PROBLEM DETAILS
Find the line containing "What text is on this page?". Quote it and every line after it, exactly, through the end; skip pictures.

DATA PROVIDED
+---+

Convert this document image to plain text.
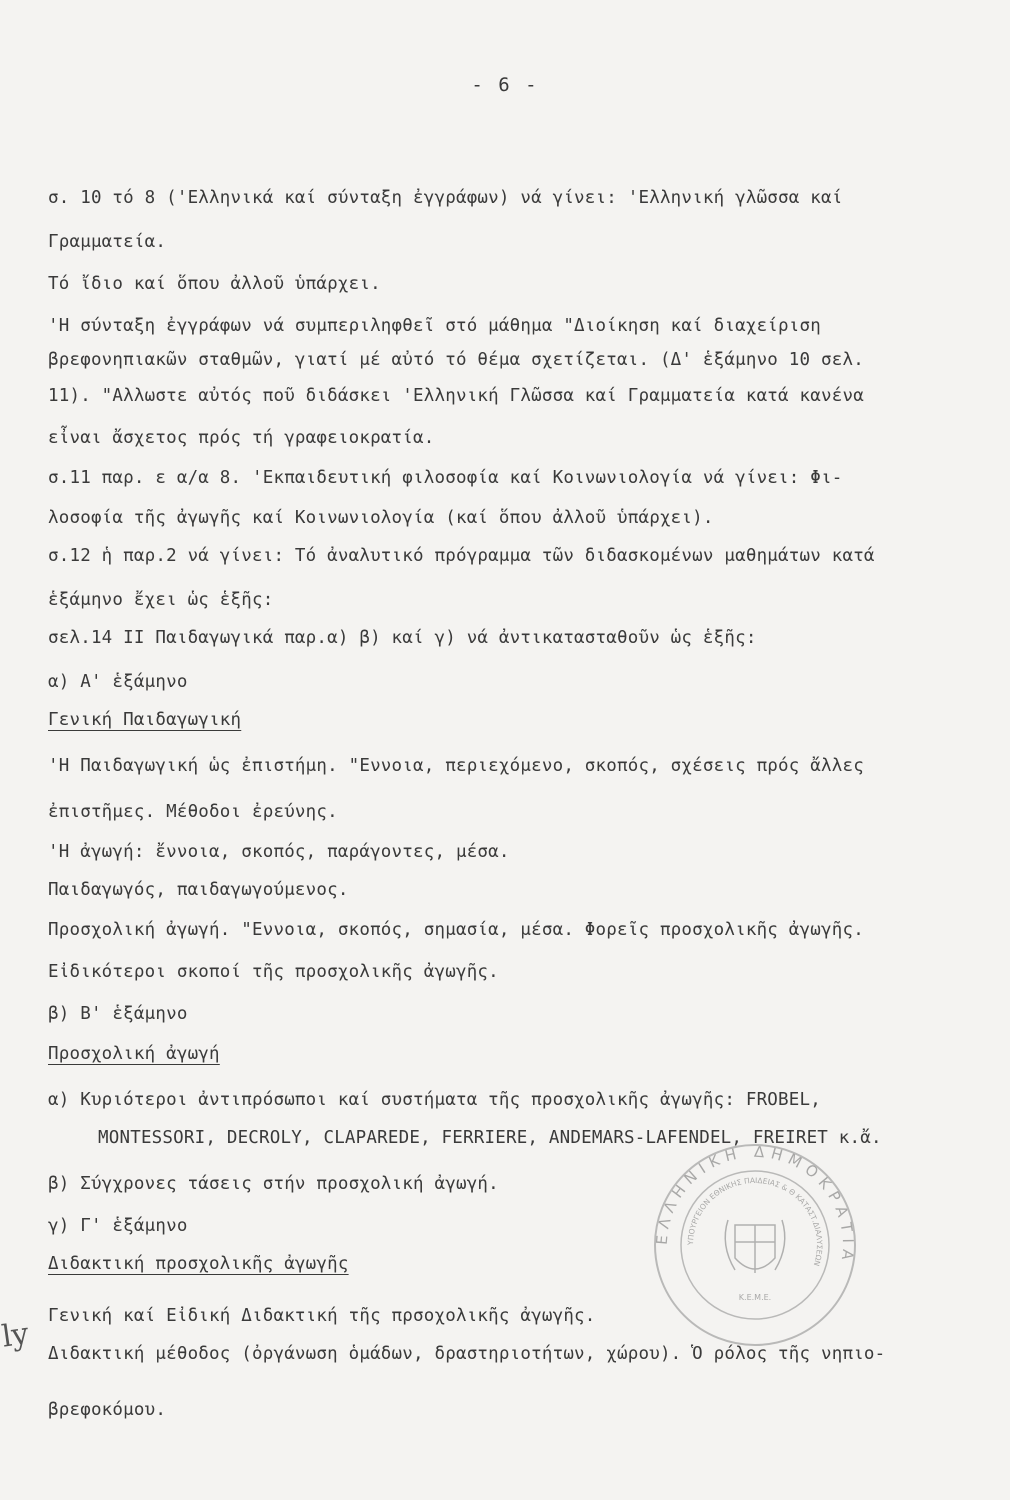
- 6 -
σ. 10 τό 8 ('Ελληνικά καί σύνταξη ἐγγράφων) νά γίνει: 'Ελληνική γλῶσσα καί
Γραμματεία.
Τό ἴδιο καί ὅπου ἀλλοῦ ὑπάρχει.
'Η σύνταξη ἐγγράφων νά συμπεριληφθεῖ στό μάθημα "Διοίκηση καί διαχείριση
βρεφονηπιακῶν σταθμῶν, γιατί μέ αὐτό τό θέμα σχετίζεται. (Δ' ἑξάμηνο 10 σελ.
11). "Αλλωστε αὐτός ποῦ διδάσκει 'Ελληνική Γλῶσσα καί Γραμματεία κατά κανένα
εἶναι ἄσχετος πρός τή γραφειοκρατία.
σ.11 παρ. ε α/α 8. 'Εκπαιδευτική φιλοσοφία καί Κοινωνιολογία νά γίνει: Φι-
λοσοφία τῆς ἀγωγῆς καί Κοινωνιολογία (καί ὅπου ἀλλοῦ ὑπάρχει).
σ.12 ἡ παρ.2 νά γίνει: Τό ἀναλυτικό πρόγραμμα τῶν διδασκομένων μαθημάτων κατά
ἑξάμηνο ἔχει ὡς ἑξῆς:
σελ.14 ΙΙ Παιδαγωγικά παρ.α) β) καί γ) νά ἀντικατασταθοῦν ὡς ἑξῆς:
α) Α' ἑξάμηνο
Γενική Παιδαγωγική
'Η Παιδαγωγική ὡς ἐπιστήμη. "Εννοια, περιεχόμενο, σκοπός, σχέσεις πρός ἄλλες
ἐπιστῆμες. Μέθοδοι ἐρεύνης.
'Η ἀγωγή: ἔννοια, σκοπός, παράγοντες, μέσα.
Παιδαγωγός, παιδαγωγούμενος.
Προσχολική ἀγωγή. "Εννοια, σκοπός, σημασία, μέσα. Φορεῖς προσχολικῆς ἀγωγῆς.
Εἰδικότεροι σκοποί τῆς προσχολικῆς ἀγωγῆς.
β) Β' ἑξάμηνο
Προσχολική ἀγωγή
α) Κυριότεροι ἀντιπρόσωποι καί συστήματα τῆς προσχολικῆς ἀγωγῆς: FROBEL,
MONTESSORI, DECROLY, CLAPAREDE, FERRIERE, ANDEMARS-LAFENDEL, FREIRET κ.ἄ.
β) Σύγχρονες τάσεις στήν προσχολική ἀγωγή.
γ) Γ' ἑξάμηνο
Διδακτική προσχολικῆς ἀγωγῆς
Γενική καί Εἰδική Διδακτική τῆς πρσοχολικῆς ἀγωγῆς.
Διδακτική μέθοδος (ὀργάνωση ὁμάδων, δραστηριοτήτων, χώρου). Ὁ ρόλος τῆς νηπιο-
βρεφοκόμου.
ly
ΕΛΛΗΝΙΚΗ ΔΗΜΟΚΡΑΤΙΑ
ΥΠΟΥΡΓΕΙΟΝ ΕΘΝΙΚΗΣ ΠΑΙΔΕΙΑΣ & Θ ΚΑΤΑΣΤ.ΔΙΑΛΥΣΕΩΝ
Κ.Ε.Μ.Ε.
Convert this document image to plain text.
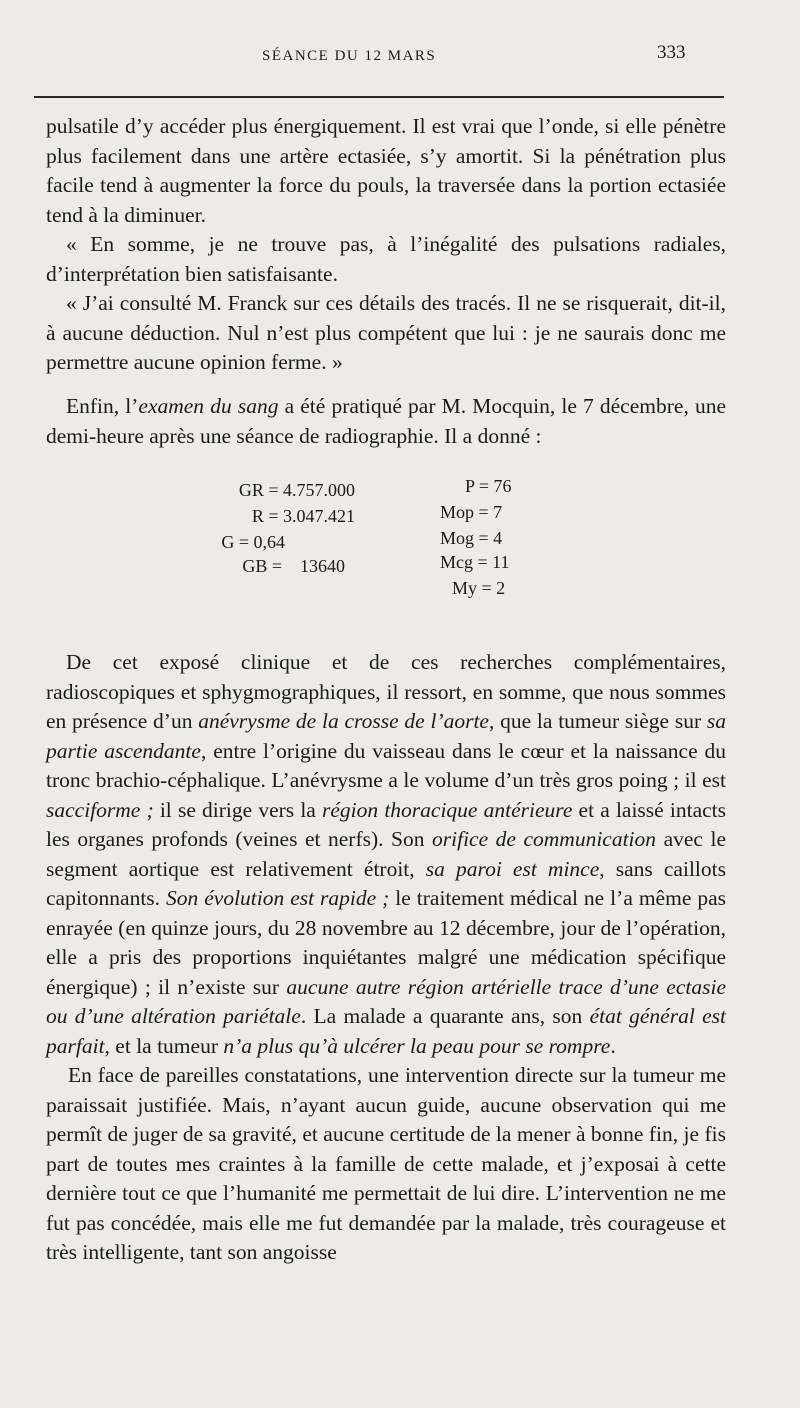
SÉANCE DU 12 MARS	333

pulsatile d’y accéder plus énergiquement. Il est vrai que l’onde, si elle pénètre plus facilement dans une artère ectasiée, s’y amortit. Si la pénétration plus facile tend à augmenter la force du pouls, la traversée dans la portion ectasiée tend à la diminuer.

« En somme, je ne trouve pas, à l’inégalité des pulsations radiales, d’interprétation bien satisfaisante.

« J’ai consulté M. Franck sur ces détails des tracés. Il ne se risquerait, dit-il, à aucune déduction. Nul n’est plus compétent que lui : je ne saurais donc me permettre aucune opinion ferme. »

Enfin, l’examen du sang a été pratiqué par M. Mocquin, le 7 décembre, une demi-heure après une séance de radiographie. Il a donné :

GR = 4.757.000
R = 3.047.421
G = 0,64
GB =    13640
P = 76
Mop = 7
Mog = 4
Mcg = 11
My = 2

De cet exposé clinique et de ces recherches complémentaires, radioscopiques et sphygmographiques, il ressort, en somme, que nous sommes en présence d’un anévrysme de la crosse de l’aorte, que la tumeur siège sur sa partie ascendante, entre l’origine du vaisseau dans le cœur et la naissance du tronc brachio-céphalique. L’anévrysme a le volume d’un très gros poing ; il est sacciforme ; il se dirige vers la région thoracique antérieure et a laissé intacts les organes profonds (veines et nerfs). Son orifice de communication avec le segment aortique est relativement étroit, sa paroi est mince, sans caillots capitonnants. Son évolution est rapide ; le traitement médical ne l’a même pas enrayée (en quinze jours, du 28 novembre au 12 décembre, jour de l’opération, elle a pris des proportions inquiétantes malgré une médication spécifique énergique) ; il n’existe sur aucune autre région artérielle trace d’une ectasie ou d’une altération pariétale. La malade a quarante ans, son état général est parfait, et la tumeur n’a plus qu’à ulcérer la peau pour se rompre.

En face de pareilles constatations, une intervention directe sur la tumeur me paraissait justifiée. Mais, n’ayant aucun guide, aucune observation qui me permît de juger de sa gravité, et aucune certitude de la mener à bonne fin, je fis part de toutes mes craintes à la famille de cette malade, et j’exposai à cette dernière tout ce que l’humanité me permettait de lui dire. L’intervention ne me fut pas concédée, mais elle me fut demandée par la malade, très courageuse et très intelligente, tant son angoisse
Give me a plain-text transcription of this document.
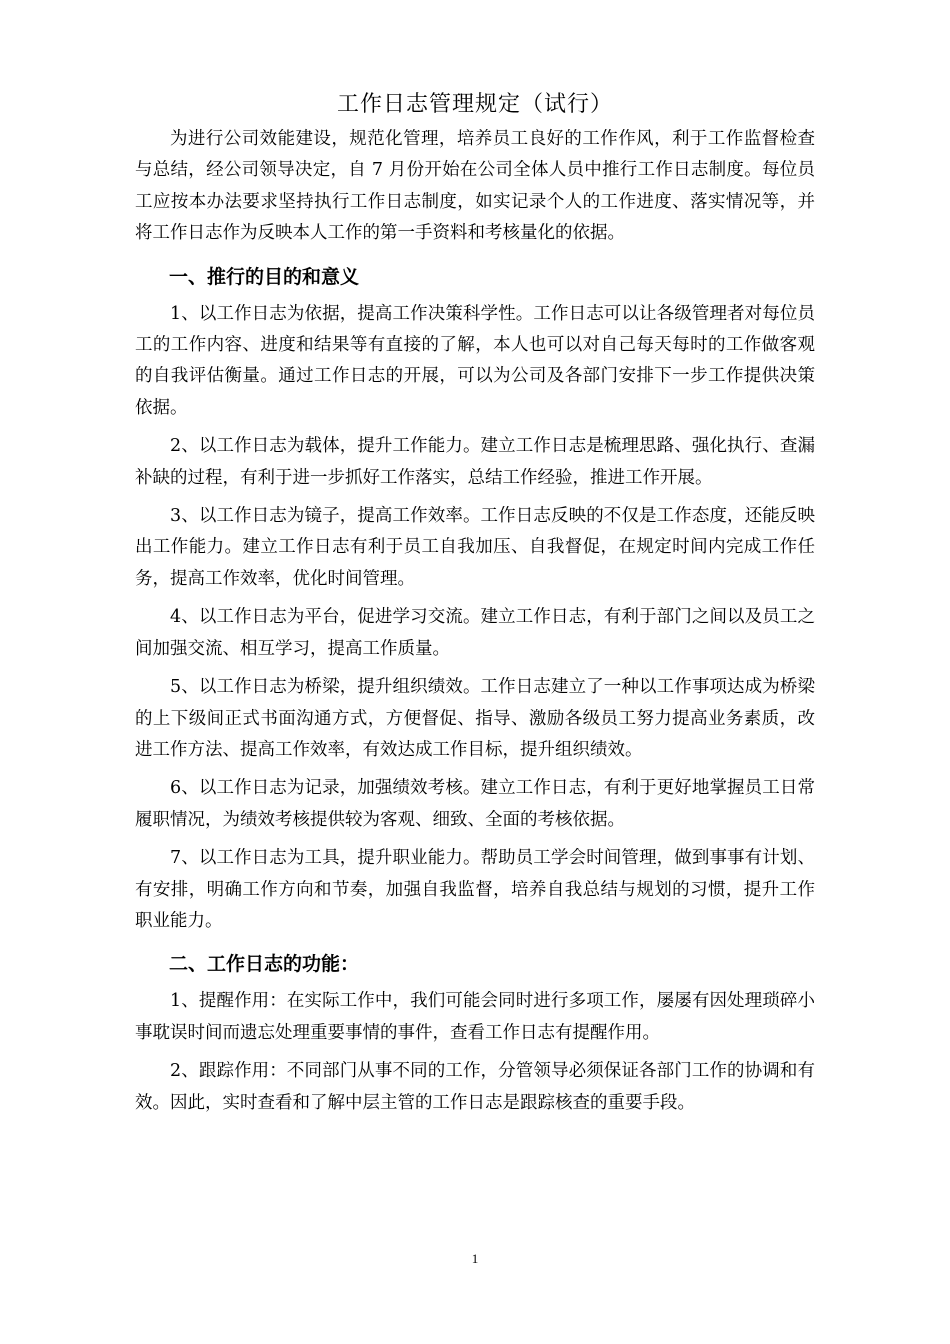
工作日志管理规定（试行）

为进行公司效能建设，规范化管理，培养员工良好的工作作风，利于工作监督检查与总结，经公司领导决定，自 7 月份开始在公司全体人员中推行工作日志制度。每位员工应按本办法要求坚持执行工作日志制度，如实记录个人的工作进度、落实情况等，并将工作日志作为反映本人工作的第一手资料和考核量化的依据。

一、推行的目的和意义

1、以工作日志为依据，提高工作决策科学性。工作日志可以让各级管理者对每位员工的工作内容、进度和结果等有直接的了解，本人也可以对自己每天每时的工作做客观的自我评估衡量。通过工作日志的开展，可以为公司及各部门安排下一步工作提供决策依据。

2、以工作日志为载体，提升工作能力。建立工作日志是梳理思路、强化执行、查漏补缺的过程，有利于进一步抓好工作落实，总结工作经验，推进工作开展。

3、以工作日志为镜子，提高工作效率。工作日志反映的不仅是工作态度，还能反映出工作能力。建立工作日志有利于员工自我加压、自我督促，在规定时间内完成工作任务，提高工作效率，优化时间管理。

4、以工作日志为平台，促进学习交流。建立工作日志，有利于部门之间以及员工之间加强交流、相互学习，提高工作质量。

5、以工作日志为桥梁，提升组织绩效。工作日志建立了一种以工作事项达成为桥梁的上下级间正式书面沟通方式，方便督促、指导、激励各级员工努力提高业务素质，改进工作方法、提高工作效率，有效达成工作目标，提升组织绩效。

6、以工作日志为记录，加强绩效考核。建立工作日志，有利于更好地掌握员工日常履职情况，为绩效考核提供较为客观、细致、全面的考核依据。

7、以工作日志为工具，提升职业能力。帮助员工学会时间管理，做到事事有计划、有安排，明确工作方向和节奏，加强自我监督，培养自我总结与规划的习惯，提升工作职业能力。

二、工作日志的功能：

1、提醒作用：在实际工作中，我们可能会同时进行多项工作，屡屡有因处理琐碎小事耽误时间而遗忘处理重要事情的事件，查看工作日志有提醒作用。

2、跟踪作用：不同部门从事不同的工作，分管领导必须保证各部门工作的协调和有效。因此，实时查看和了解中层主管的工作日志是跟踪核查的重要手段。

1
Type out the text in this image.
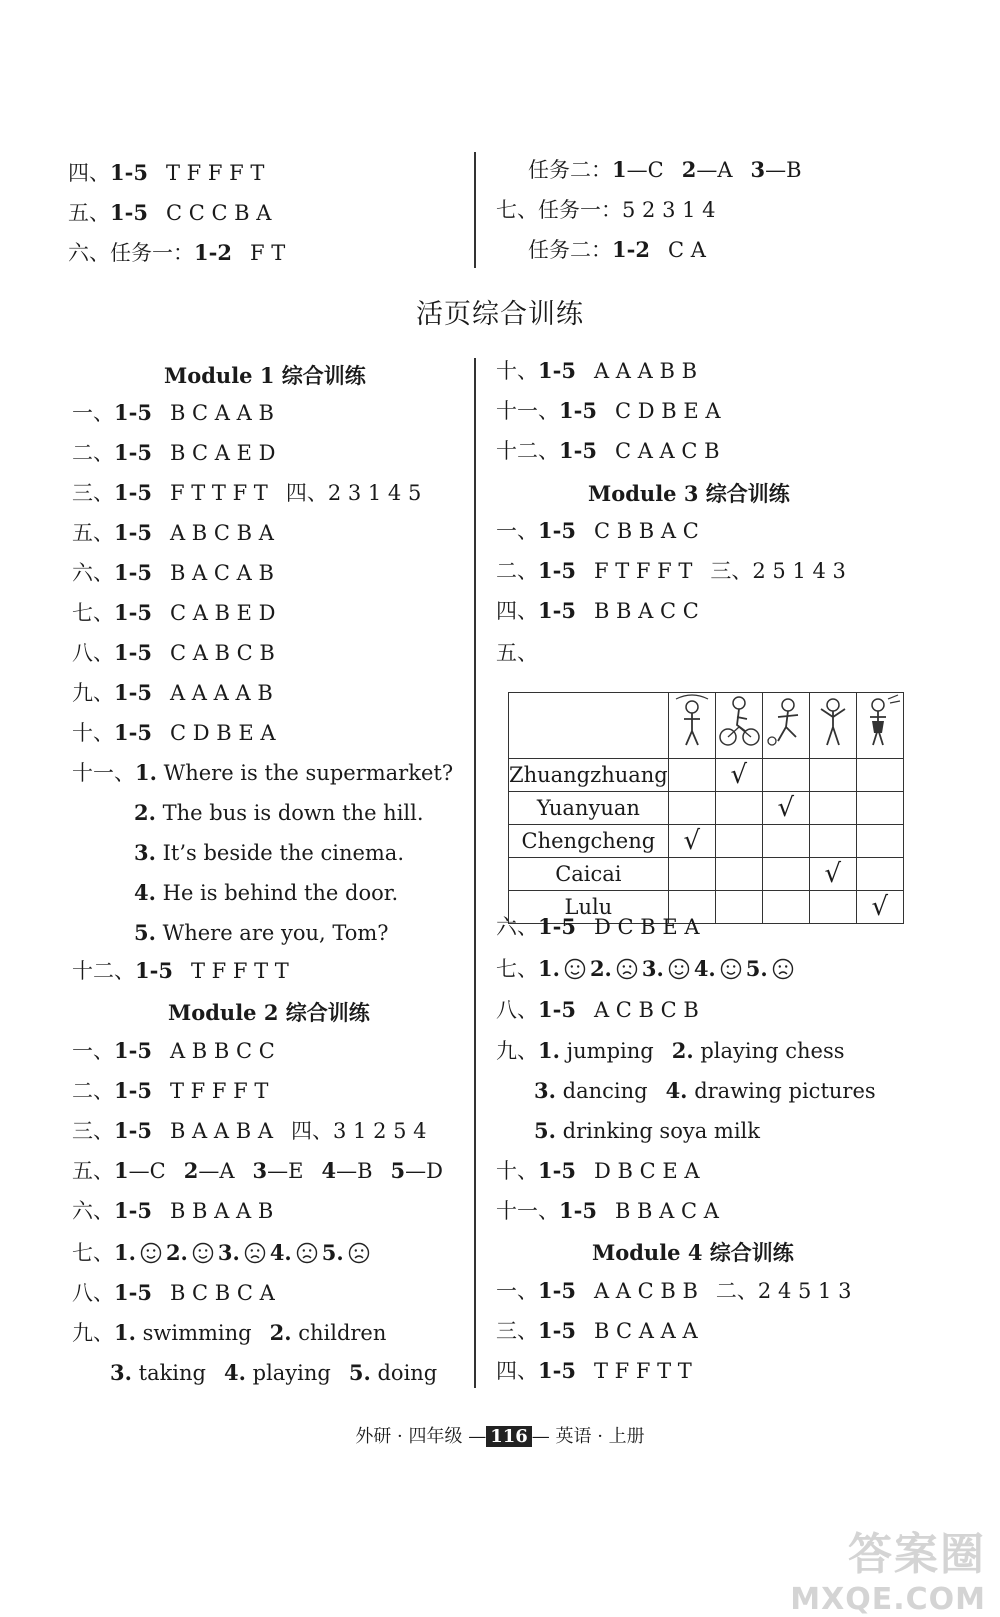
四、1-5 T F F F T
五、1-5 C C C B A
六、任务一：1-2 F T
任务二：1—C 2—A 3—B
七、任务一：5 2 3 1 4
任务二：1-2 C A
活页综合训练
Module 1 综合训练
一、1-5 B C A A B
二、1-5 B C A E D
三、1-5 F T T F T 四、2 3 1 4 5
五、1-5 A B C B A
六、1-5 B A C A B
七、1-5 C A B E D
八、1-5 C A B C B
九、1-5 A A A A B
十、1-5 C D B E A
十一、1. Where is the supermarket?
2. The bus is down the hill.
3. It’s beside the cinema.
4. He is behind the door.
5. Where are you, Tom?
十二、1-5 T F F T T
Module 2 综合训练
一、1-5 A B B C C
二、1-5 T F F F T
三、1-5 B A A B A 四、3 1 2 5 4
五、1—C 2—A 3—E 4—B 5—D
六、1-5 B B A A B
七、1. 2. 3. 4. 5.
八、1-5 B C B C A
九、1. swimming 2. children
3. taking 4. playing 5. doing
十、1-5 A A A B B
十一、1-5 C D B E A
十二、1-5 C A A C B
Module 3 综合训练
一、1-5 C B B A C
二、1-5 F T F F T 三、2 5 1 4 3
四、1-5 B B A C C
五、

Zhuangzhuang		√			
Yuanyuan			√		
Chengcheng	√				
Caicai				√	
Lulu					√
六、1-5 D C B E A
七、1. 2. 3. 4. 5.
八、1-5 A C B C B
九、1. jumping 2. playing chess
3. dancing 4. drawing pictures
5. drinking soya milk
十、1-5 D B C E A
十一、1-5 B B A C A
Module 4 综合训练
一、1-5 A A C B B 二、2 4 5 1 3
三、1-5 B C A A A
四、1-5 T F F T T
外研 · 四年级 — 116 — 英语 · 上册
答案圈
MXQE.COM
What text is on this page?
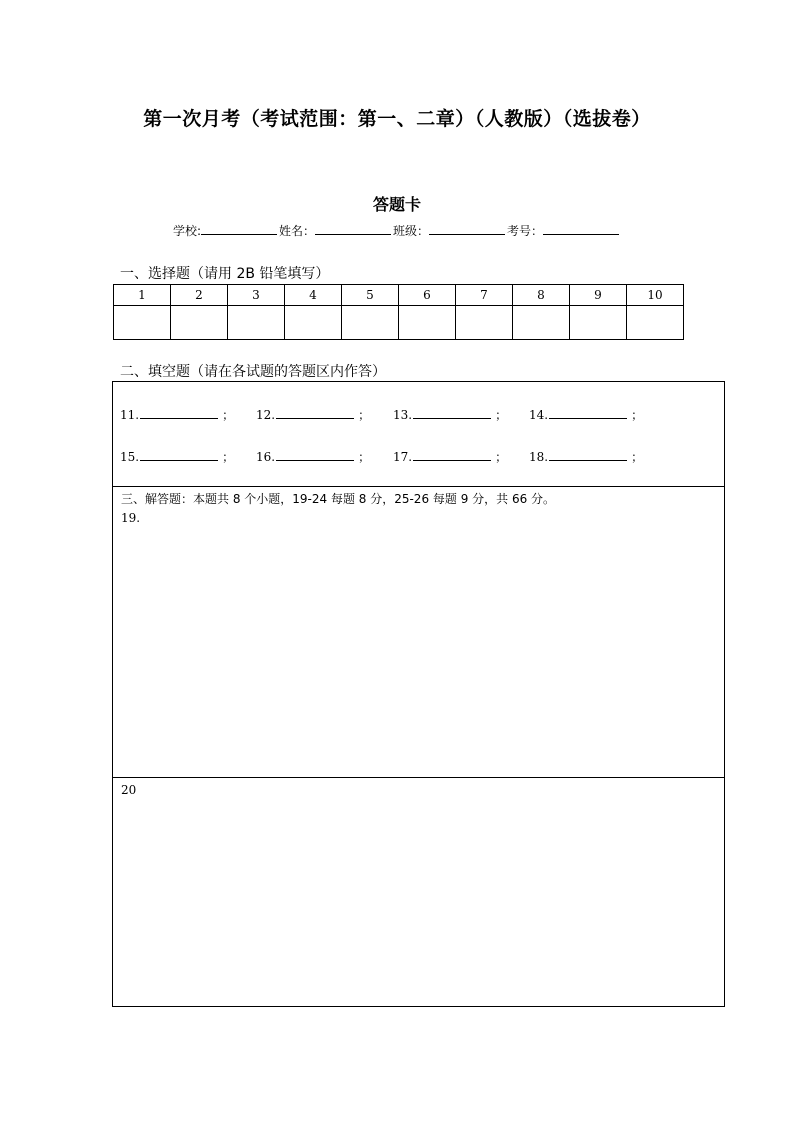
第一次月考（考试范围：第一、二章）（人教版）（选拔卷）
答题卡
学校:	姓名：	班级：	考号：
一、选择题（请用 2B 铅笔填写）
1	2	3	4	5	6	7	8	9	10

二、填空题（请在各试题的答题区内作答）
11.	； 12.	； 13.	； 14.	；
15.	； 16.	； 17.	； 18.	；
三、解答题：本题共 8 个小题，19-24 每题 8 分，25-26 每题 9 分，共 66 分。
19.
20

+---+

WRITTEN ANSWER
What text is on this page?
第一次月考（考试范围：第一、二章）（人教版）（选拔卷）
答题卡
学校:	姓名：	班级：	考号：
一、选择题（请用 2B 铅笔填写）
1	2	3	4	5	6	7	8	9	10

二、填空题（请在各试题的答题区内作答）
11.	； 12.	； 13.	； 14.	；
15.	； 16.	； 17.	； 18.	；
三、解答题：本题共 8 个小题，19-24 每题 8 分，25-26 每题 9 分，共 66 分。
19.
20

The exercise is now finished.